Copy the entries below line for line, swapping every occurrence of "y-tick-label" for "y-axis-tick" and leaving everything else unchanged.

ROWS:
-----
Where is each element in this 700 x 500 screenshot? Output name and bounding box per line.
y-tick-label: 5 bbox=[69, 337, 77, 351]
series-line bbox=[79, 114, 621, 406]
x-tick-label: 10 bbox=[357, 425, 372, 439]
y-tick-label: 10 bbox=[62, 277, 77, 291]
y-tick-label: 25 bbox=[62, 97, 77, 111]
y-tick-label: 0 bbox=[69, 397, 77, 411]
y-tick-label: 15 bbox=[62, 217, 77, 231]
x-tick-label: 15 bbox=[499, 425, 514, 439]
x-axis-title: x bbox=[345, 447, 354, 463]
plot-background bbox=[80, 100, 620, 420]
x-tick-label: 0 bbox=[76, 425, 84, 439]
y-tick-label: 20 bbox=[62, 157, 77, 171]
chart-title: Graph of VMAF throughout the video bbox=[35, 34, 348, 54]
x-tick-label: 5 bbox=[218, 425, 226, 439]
-----
SOLUTION:
Where is each element in this 700 x 500 screenshot? Output name and bounding box per line.
y-axis-tick: 5 bbox=[69, 337, 77, 351]
series-line bbox=[79, 114, 621, 406]
x-tick-label: 10 bbox=[357, 425, 372, 439]
y-axis-tick: 10 bbox=[62, 277, 77, 291]
y-axis-tick: 25 bbox=[62, 97, 77, 111]
y-axis-tick: 0 bbox=[69, 397, 77, 411]
y-axis-tick: 15 bbox=[62, 217, 77, 231]
x-tick-label: 15 bbox=[499, 425, 514, 439]
x-axis-title: x bbox=[345, 447, 354, 463]
plot-background bbox=[80, 100, 620, 420]
x-tick-label: 0 bbox=[76, 425, 84, 439]
y-axis-tick: 20 bbox=[62, 157, 77, 171]
chart-title: Graph of VMAF throughout the video bbox=[35, 34, 348, 54]
x-tick-label: 5 bbox=[218, 425, 226, 439]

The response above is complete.